━━ EXTRACTED RECORDS

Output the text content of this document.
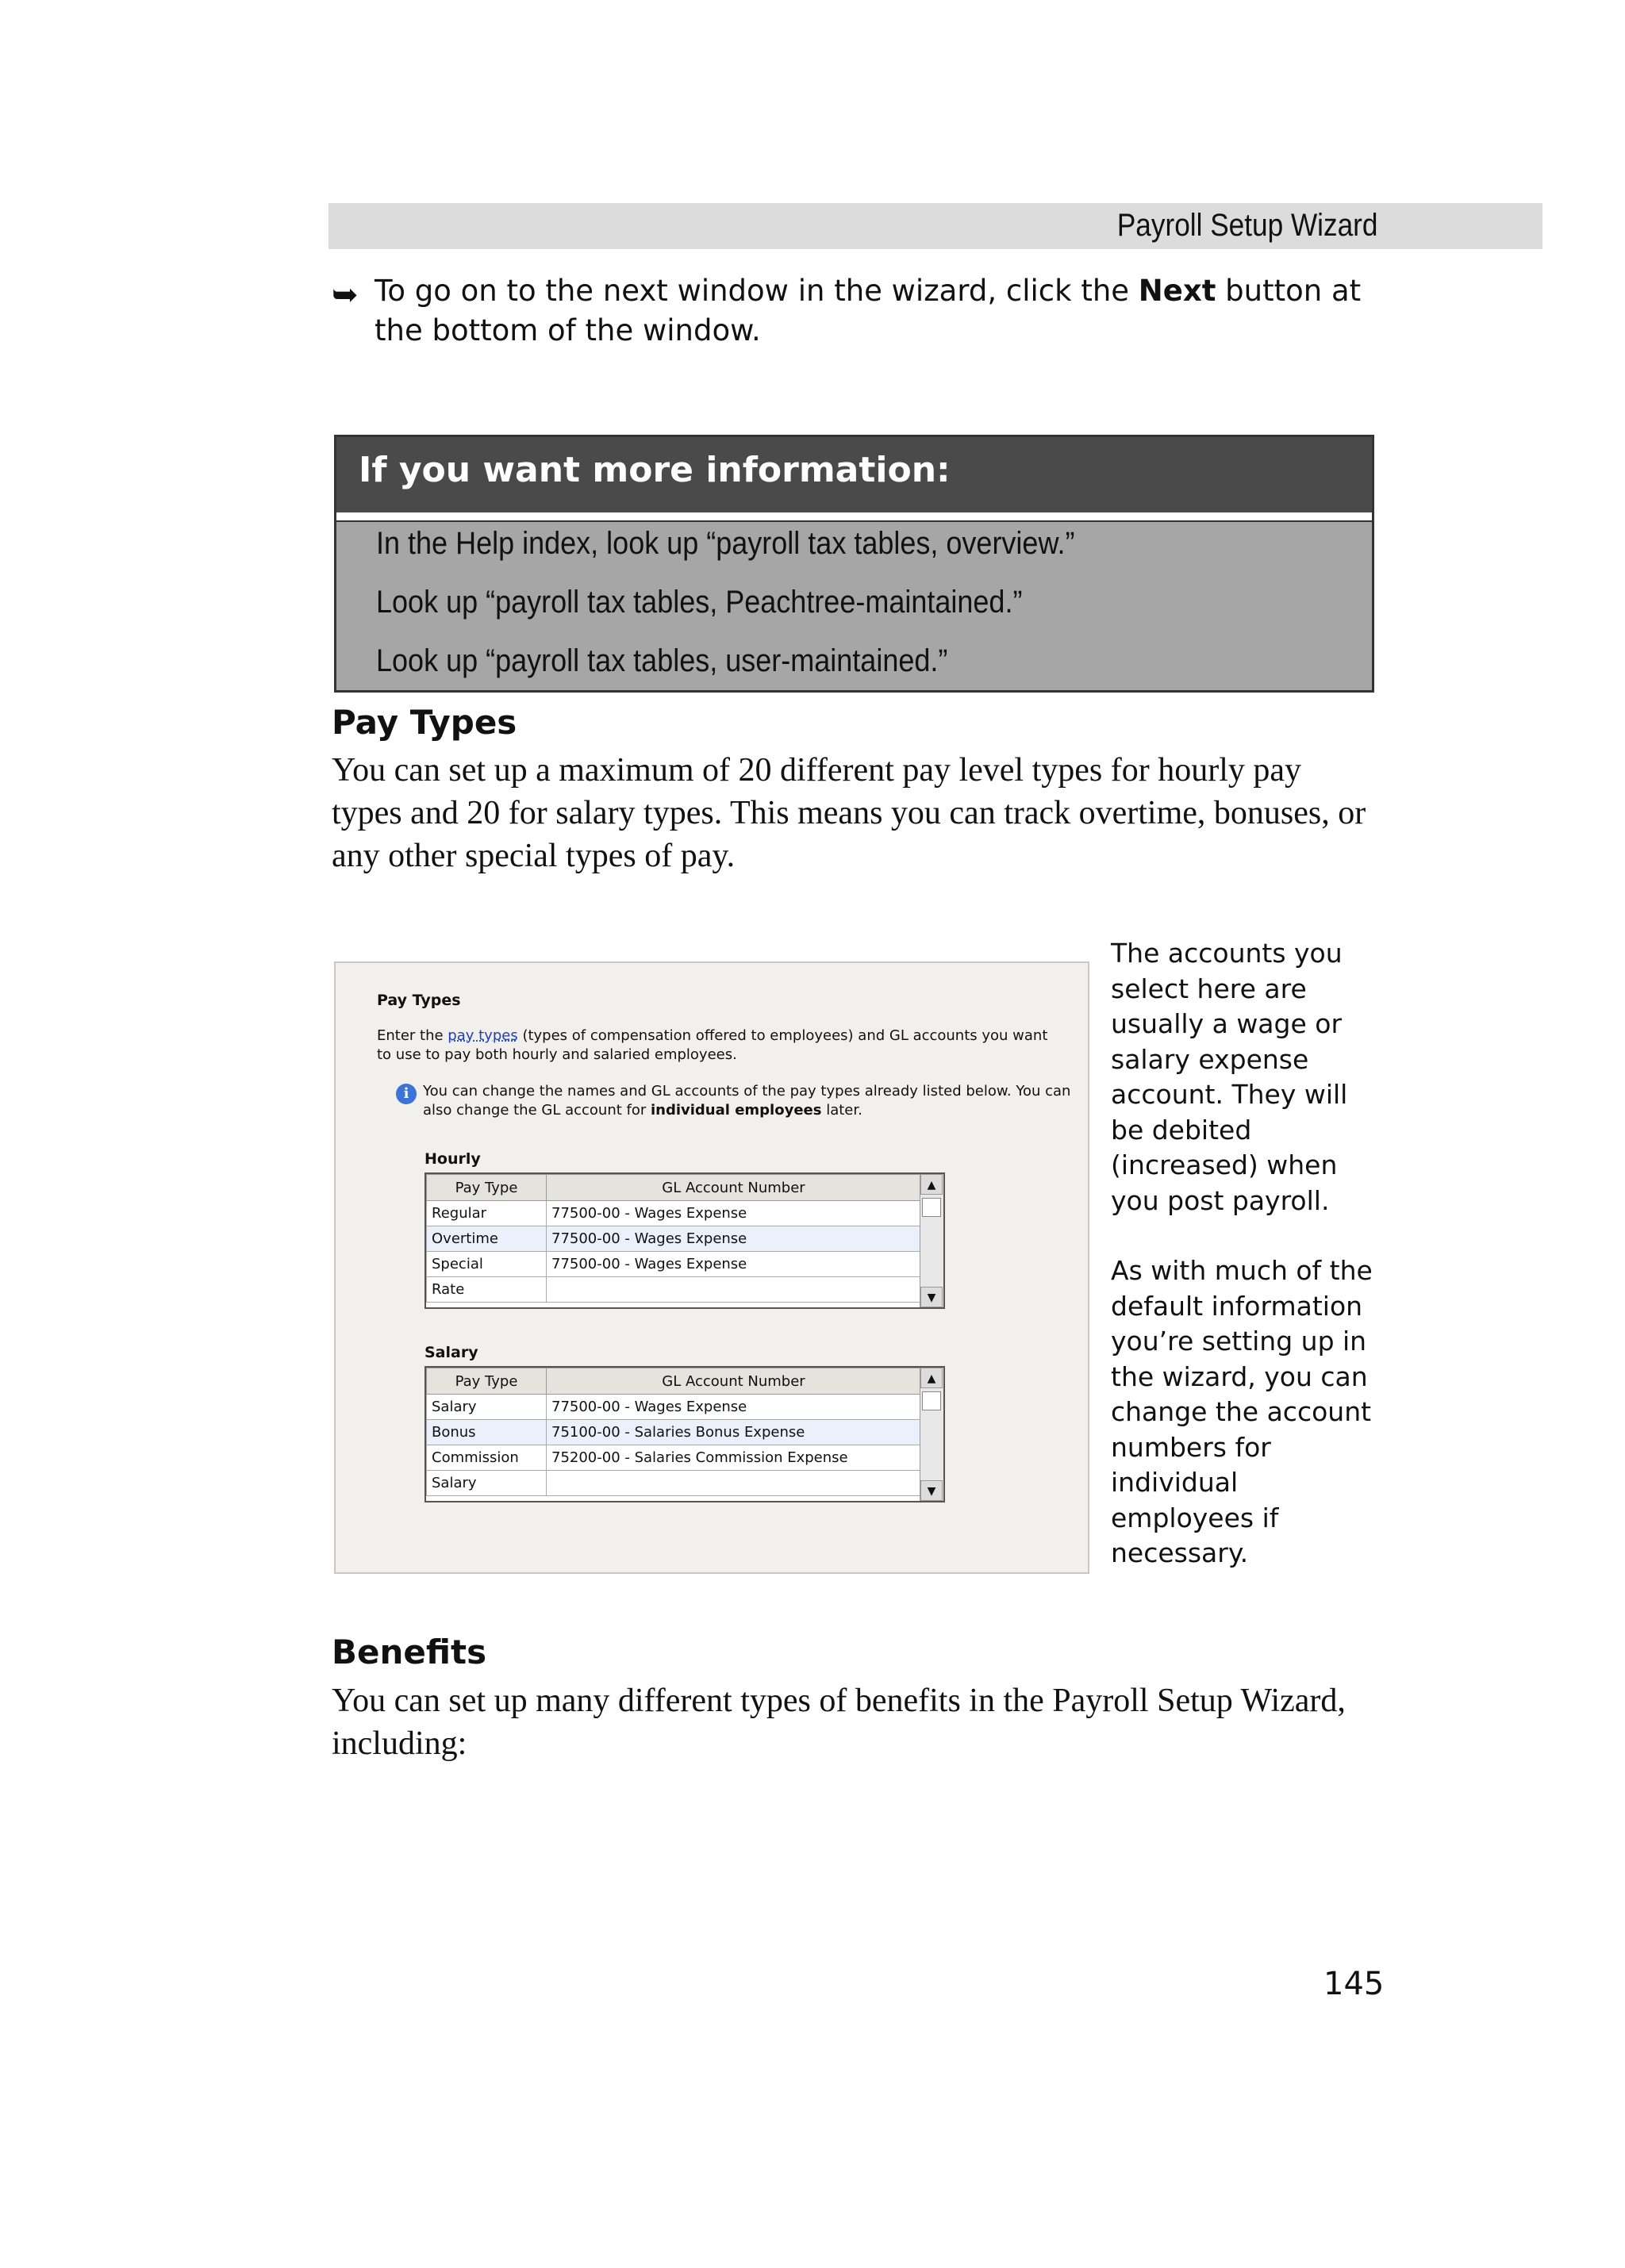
Payroll Setup Wizard
➥ To go on to the next window in the wizard, click the Next button at the bottom of the window.
If you want more information:
In the Help index, look up “payroll tax tables, overview.”
Look up “payroll tax tables, Peachtree-maintained.”
Look up “payroll tax tables, user-maintained.”
Pay Types

You can set up a maximum of 20 different pay level types for hourly pay types and 20 for salary types. This means you can track overtime, bonuses, or any other special types of pay.

Pay Types
Enter the pay types (types of compensation offered to employees) and GL accounts you want to use to pay both hourly and salaried employees.
i You can change the names and GL accounts of the pay types already listed below. You can also change the GL account for individual employees later.
Hourly
Pay Type	GL Account Number
Regular	77500-00 - Wages Expense
Overtime	77500-00 - Wages Expense
Special	77500-00 - Wages Expense
Rate	
▲
▼
Salary
Pay Type	GL Account Number
Salary	77500-00 - Wages Expense
Bonus	75100-00 - Salaries Bonus Expense
Commission	75200-00 - Salaries Commission Expense
Salary	
▲
▼

The accounts you select here are usually a wage or salary expense account. They will be debited (increased) when you post payroll.

As with much of the default information you’re setting up in the wizard, you can change the account numbers for individual employees if necessary.

Benefits

You can set up many different types of benefits in the Payroll Setup Wizard, including:

145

━━━━

EXERCISE
Above are the records; reproduce them exactly and leave out the pictures.

ANSWER TO THE EXERCISE
Output the text content of this document.
Payroll Setup Wizard
➥ To go on to the next window in the wizard, click the Next button at the bottom of the window.
If you want more information:
In the Help index, look up “payroll tax tables, overview.”
Look up “payroll tax tables, Peachtree-maintained.”
Look up “payroll tax tables, user-maintained.”
Pay Types

You can set up a maximum of 20 different pay level types for hourly pay types and 20 for salary types. This means you can track overtime, bonuses, or any other special types of pay.

Pay Types
Enter the pay types (types of compensation offered to employees) and GL accounts you want to use to pay both hourly and salaried employees.
i You can change the names and GL accounts of the pay types already listed below. You can also change the GL account for individual employees later.
Hourly
Pay Type	GL Account Number
Regular	77500-00 - Wages Expense
Overtime	77500-00 - Wages Expense
Special	77500-00 - Wages Expense
Rate	
▲
▼
Salary
Pay Type	GL Account Number
Salary	77500-00 - Wages Expense
Bonus	75100-00 - Salaries Bonus Expense
Commission	75200-00 - Salaries Commission Expense
Salary	
▲
▼

The accounts you select here are usually a wage or salary expense account. They will be debited (increased) when you post payroll.

As with much of the default information you’re setting up in the wizard, you can change the account numbers for individual employees if necessary.

Benefits

You can set up many different types of benefits in the Payroll Setup Wizard, including:

145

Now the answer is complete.